Please copy the material word for word, from its first line through the line that contains "- candle-body: [83, 296, 95, 299]", with both of those lines included.

*Provided data*
•••
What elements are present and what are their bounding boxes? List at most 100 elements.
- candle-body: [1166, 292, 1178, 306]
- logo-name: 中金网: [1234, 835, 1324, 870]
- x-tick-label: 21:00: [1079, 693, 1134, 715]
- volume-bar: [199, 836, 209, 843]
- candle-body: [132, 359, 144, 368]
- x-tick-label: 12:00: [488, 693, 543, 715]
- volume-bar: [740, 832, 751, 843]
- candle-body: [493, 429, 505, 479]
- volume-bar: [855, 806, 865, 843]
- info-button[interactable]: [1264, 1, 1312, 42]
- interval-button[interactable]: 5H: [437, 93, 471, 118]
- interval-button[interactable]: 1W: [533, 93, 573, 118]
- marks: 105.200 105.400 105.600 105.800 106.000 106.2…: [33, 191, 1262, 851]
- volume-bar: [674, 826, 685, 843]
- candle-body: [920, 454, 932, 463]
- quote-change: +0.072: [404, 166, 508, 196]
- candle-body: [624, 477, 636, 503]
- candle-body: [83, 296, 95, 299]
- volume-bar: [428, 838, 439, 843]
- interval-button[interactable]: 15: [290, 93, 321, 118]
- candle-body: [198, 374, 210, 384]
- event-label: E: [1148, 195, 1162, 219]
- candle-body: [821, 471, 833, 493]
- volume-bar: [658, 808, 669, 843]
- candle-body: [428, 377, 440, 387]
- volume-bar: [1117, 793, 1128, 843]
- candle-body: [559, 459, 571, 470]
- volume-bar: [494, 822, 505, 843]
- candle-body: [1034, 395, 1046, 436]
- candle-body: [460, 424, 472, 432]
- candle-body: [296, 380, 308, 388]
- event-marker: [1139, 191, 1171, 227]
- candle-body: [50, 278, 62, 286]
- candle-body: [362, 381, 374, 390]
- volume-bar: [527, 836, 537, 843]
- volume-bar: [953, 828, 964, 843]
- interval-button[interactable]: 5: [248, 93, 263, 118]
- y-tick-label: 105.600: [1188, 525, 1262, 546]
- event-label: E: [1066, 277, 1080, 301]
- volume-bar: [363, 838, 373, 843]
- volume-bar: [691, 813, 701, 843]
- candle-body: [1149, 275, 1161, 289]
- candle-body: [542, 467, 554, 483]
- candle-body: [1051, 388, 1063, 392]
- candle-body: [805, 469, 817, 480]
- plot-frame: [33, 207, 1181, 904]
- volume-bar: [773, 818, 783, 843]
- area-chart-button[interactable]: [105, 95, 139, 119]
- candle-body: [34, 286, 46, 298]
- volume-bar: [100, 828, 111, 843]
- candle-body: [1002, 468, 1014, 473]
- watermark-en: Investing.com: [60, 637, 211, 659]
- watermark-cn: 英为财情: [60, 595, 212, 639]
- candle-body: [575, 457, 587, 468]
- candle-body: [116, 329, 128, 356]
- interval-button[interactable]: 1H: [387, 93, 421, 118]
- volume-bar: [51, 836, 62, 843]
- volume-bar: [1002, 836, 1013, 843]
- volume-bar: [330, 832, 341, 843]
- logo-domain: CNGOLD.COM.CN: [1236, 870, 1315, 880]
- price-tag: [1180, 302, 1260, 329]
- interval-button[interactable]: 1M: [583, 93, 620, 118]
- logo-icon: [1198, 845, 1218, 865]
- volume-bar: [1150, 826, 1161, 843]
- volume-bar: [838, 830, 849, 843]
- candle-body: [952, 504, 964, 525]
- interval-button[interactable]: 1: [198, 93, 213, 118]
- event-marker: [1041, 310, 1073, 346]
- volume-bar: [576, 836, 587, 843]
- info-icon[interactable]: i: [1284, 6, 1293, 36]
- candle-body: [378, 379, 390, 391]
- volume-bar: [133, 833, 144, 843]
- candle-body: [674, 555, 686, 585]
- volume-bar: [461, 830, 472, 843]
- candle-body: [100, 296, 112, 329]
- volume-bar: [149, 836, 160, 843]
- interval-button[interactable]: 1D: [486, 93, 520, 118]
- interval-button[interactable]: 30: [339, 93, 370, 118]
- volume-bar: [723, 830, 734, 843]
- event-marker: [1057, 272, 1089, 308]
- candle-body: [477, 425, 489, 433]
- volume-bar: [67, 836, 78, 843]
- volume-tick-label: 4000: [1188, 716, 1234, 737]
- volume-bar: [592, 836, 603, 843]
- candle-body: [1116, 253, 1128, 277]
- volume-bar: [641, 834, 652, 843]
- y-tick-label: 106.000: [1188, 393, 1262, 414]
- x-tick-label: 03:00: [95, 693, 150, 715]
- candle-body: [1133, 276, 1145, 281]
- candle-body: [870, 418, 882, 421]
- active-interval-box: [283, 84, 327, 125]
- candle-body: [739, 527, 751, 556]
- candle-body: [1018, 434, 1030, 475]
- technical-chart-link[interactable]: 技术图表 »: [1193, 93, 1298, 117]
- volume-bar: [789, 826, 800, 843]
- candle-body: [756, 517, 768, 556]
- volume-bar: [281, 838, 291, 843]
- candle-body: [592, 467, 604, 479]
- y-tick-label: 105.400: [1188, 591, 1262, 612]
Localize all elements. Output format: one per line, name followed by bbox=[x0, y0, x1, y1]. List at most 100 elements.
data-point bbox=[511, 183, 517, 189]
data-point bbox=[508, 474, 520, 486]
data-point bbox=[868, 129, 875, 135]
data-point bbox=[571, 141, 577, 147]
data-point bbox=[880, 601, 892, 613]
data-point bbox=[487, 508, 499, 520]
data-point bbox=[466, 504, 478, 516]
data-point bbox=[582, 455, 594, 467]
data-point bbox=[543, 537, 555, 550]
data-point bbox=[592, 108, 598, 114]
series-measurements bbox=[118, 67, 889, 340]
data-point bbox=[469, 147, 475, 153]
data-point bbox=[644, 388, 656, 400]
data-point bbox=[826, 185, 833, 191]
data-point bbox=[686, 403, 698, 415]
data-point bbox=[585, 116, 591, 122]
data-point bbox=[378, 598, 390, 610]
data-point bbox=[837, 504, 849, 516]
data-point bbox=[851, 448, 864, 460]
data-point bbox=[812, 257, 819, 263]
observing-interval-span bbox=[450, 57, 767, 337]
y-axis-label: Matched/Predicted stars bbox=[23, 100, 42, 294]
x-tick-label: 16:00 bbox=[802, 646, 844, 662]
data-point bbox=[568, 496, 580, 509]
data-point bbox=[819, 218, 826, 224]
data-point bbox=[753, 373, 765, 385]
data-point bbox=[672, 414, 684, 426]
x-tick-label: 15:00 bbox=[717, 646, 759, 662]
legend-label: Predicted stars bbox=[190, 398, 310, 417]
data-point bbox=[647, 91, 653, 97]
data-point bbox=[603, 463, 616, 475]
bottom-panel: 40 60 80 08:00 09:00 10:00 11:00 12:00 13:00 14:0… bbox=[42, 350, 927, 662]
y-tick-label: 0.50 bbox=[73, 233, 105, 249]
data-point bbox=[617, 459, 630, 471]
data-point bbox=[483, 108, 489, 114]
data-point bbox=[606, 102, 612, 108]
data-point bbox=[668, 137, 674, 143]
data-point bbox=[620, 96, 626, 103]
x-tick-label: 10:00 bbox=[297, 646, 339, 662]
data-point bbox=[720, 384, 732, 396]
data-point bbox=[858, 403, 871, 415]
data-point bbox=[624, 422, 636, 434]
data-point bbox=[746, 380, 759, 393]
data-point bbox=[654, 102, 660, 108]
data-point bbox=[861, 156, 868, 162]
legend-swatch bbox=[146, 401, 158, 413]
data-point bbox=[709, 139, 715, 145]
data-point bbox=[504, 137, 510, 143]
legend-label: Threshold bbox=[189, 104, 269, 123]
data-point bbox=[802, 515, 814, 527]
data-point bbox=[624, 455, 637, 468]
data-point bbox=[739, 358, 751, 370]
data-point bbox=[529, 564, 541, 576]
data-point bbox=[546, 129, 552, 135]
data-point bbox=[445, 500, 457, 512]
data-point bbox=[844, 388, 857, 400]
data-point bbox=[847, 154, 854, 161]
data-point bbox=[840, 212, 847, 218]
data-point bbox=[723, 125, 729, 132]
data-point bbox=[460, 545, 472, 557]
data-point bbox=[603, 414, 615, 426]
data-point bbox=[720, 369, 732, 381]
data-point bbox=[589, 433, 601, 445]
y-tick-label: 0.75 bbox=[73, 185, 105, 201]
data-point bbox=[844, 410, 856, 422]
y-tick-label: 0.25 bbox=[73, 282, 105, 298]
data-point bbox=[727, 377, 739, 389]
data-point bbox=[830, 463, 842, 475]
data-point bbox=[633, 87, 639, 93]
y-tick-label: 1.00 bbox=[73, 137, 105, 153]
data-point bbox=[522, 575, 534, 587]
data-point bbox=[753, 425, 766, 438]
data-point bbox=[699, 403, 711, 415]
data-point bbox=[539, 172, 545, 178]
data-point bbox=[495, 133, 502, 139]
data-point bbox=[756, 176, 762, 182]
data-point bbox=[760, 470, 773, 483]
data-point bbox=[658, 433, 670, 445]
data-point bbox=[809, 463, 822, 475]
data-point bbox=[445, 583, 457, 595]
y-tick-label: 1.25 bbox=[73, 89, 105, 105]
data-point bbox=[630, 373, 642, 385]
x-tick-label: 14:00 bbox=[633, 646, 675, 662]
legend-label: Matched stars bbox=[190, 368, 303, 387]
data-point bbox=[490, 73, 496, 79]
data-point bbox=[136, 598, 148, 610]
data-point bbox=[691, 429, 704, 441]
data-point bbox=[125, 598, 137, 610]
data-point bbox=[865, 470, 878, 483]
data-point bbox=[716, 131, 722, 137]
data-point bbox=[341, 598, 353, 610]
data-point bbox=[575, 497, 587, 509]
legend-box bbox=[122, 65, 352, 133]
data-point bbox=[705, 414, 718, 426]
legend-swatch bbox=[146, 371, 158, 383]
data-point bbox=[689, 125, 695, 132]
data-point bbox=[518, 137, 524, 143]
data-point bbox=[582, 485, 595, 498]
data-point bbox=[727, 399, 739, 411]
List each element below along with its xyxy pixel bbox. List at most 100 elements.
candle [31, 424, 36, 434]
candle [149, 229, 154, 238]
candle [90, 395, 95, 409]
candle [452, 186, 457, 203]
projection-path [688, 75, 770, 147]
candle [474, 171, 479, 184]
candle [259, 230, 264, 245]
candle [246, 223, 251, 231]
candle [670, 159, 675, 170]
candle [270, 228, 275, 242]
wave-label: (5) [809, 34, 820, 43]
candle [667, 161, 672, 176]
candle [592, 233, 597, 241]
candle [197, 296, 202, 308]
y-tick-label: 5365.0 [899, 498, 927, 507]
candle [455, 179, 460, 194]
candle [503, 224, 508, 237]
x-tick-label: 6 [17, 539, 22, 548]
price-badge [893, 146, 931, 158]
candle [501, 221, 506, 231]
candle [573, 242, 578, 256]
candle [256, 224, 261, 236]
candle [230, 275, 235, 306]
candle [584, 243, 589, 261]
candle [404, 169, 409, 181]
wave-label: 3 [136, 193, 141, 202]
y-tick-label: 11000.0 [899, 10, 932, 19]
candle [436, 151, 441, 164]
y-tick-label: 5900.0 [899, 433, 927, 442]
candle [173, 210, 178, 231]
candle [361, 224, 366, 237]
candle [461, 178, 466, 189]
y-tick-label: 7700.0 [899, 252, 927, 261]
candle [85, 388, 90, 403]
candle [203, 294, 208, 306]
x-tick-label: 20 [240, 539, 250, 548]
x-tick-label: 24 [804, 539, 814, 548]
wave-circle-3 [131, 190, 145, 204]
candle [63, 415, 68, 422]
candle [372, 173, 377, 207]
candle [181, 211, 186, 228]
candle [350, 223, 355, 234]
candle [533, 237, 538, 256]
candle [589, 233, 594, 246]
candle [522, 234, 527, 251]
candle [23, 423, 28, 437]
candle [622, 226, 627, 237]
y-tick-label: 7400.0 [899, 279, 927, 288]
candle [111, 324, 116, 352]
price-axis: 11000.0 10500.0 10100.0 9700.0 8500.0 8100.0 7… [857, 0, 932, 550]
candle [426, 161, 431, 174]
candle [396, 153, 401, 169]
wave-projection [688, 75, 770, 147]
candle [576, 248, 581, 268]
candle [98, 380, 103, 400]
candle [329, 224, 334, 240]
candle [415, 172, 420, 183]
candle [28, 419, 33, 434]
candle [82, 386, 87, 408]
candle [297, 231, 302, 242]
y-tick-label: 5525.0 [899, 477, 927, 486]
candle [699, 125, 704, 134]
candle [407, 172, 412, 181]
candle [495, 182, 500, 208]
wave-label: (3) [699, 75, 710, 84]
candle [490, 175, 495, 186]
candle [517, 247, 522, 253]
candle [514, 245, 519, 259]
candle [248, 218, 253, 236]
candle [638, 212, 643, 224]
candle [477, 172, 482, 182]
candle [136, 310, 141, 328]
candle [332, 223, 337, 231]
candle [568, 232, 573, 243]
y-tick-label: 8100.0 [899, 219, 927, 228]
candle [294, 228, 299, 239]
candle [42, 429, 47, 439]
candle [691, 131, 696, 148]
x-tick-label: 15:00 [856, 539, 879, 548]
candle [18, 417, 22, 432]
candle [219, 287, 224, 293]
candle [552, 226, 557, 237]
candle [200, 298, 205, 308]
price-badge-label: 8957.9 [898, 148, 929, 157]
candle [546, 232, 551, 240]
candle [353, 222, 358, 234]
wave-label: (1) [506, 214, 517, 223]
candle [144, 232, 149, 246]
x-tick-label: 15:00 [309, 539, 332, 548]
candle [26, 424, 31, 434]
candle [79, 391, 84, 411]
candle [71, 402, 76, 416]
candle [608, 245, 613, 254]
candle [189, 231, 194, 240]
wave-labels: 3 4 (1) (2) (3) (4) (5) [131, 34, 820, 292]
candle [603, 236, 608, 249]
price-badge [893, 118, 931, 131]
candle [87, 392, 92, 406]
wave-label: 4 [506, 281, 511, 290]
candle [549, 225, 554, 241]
•••
*Worked answer*
What elements are present and what are their bounding boxes? List at most 100 elements.
- candle-body: [1166, 292, 1178, 306]
- logo-name: 中金网: [1234, 835, 1324, 870]
- x-tick-label: 21:00: [1079, 693, 1134, 715]
- volume-bar: [199, 836, 209, 843]
- candle-body: [132, 359, 144, 368]
- x-tick-label: 12:00: [488, 693, 543, 715]
- volume-bar: [740, 832, 751, 843]
- candle-body: [493, 429, 505, 479]
- volume-bar: [855, 806, 865, 843]
- info-button[interactable]: [1264, 1, 1312, 42]
- interval-button[interactable]: 5H: [437, 93, 471, 118]
- interval-button[interactable]: 1W: [533, 93, 573, 118]
- marks: 105.200 105.400 105.600 105.800 106.000 106.2…: [33, 191, 1262, 851]
- volume-bar: [674, 826, 685, 843]
- candle-body: [920, 454, 932, 463]
- quote-change: +0.072: [404, 166, 508, 196]
- candle-body: [624, 477, 636, 503]
- candle-body: [83, 296, 95, 299]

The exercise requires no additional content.